## [Required work]
Set down every entry word for word. Omit the pictures.

=====

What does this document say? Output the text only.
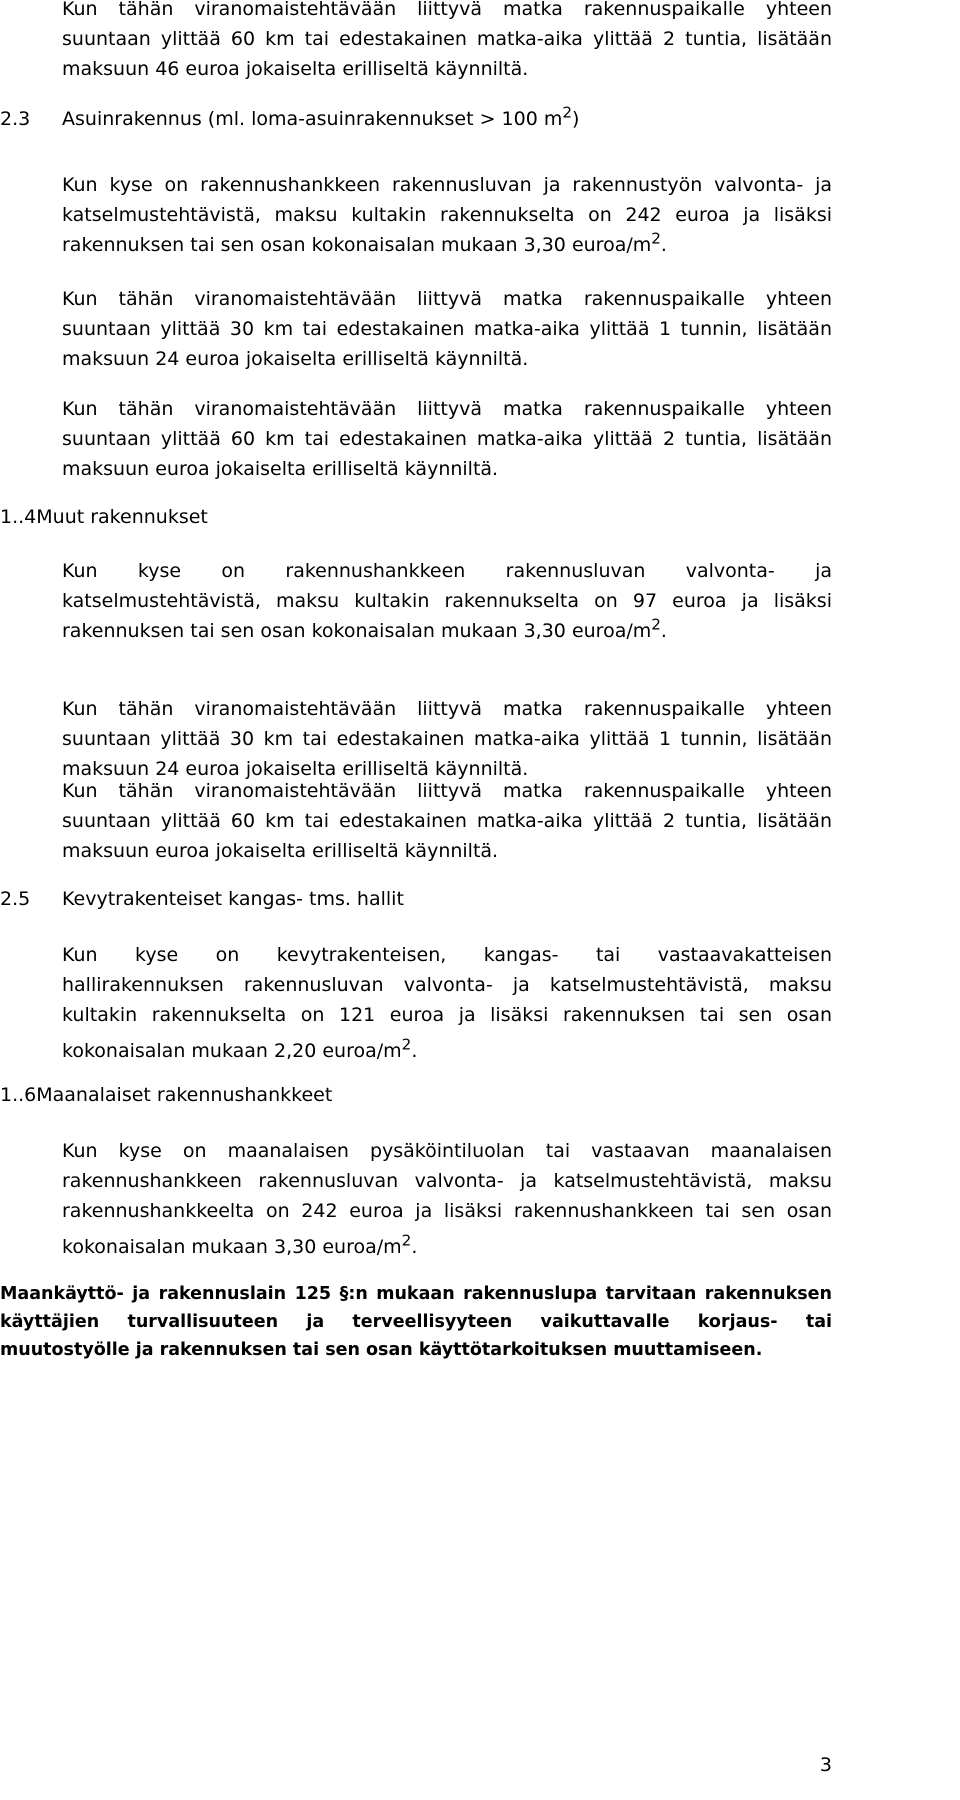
Kun tähän viranomaistehtävään liittyvä matka rakennuspaikalle yhteen
suuntaan ylittää 60 km tai edestakainen matka-aika ylittää 2 tuntia, lisätään
maksuun 46 euroa jokaiselta erilliseltä käynniltä.
2.3 Asuinrakennus (ml. loma-asuinrakennukset > 100 $m^2$)
Kun kyse on rakennushankkeen rakennusluvan ja rakennustyön valvonta- ja
katselmustehtävistä, maksu kultakin rakennukselta on 242 euroa ja lisäksi
rakennuksen tai sen osan kokonaisalan mukaan 3,30 euroa/$m^2$.
Kun tähän viranomaistehtävään liittyvä matka rakennuspaikalle yhteen
suuntaan ylittää 30 km tai edestakainen matka-aika ylittää 1 tunnin, lisätään
maksuun 24 euroa jokaiselta erilliseltä käynniltä.
Kun tähän viranomaistehtävään liittyvä matka rakennuspaikalle yhteen
suuntaan ylittää 60 km tai edestakainen matka-aika ylittää 2 tuntia, lisätään
maksuun euroa jokaiselta erilliseltä käynniltä.
1..4Muut rakennukset
Kun kyse on rakennushankkeen rakennusluvan valvonta- ja
katselmustehtävistä, maksu kultakin rakennukselta on 97 euroa ja lisäksi
rakennuksen tai sen osan kokonaisalan mukaan 3,30 euroa/$m^2$.
Kun tähän viranomaistehtävään liittyvä matka rakennuspaikalle yhteen
suuntaan ylittää 30 km tai edestakainen matka-aika ylittää 1 tunnin, lisätään
maksuun 24 euroa jokaiselta erilliseltä käynniltä.
Kun tähän viranomaistehtävään liittyvä matka rakennuspaikalle yhteen
suuntaan ylittää 60 km tai edestakainen matka-aika ylittää 2 tuntia, lisätään
maksuun euroa jokaiselta erilliseltä käynniltä.
2.5 Kevytrakenteiset kangas- tms. hallit
Kun kyse on kevytrakenteisen, kangas- tai vastaavakatteisen
hallirakennuksen rakennusluvan valvonta- ja katselmustehtävistä, maksu
kultakin rakennukselta on 121 euroa ja lisäksi rakennuksen tai sen osan
kokonaisalan mukaan 2,20 euroa/$m^2$.
1..6Maanalaiset rakennushankkeet
Kun kyse on maanalaisen pysäköintiluolan tai vastaavan maanalaisen
rakennushankkeen rakennusluvan valvonta- ja katselmustehtävistä, maksu
rakennushankkeelta on 242 euroa ja lisäksi rakennushankkeen tai sen osan
kokonaisalan mukaan 3,30 euroa/$m^2$.
Maankäyttö- ja rakennuslain 125 §:n mukaan rakennuslupa tarvitaan rakennuksen
käyttäjien turvallisuuteen ja terveellisyyteen vaikuttavalle korjaus- tai
muutostyölle ja rakennuksen tai sen osan käyttötarkoituksen muuttamiseen.
3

=====

## [Worked solution]
What does this document say? Output the text only.
Kun tähän viranomaistehtävään liittyvä matka rakennuspaikalle yhteen
suuntaan ylittää 60 km tai edestakainen matka-aika ylittää 2 tuntia, lisätään
maksuun 46 euroa jokaiselta erilliseltä käynniltä.
2.3 Asuinrakennus (ml. loma-asuinrakennukset > 100 $m^2$)
Kun kyse on rakennushankkeen rakennusluvan ja rakennustyön valvonta- ja
katselmustehtävistä, maksu kultakin rakennukselta on 242 euroa ja lisäksi
rakennuksen tai sen osan kokonaisalan mukaan 3,30 euroa/$m^2$.
Kun tähän viranomaistehtävään liittyvä matka rakennuspaikalle yhteen
suuntaan ylittää 30 km tai edestakainen matka-aika ylittää 1 tunnin, lisätään
maksuun 24 euroa jokaiselta erilliseltä käynniltä.
Kun tähän viranomaistehtävään liittyvä matka rakennuspaikalle yhteen
suuntaan ylittää 60 km tai edestakainen matka-aika ylittää 2 tuntia, lisätään
maksuun euroa jokaiselta erilliseltä käynniltä.
1..4Muut rakennukset
Kun kyse on rakennushankkeen rakennusluvan valvonta- ja
katselmustehtävistä, maksu kultakin rakennukselta on 97 euroa ja lisäksi
rakennuksen tai sen osan kokonaisalan mukaan 3,30 euroa/$m^2$.
Kun tähän viranomaistehtävään liittyvä matka rakennuspaikalle yhteen
suuntaan ylittää 30 km tai edestakainen matka-aika ylittää 1 tunnin, lisätään
maksuun 24 euroa jokaiselta erilliseltä käynniltä.
Kun tähän viranomaistehtävään liittyvä matka rakennuspaikalle yhteen
suuntaan ylittää 60 km tai edestakainen matka-aika ylittää 2 tuntia, lisätään
maksuun euroa jokaiselta erilliseltä käynniltä.
2.5 Kevytrakenteiset kangas- tms. hallit
Kun kyse on kevytrakenteisen, kangas- tai vastaavakatteisen
hallirakennuksen rakennusluvan valvonta- ja katselmustehtävistä, maksu
kultakin rakennukselta on 121 euroa ja lisäksi rakennuksen tai sen osan
kokonaisalan mukaan 2,20 euroa/$m^2$.
1..6Maanalaiset rakennushankkeet
Kun kyse on maanalaisen pysäköintiluolan tai vastaavan maanalaisen
rakennushankkeen rakennusluvan valvonta- ja katselmustehtävistä, maksu
rakennushankkeelta on 242 euroa ja lisäksi rakennushankkeen tai sen osan
kokonaisalan mukaan 3,30 euroa/$m^2$.
Maankäyttö- ja rakennuslain 125 §:n mukaan rakennuslupa tarvitaan rakennuksen
käyttäjien turvallisuuteen ja terveellisyyteen vaikuttavalle korjaus- tai
muutostyölle ja rakennuksen tai sen osan käyttötarkoituksen muuttamiseen.
3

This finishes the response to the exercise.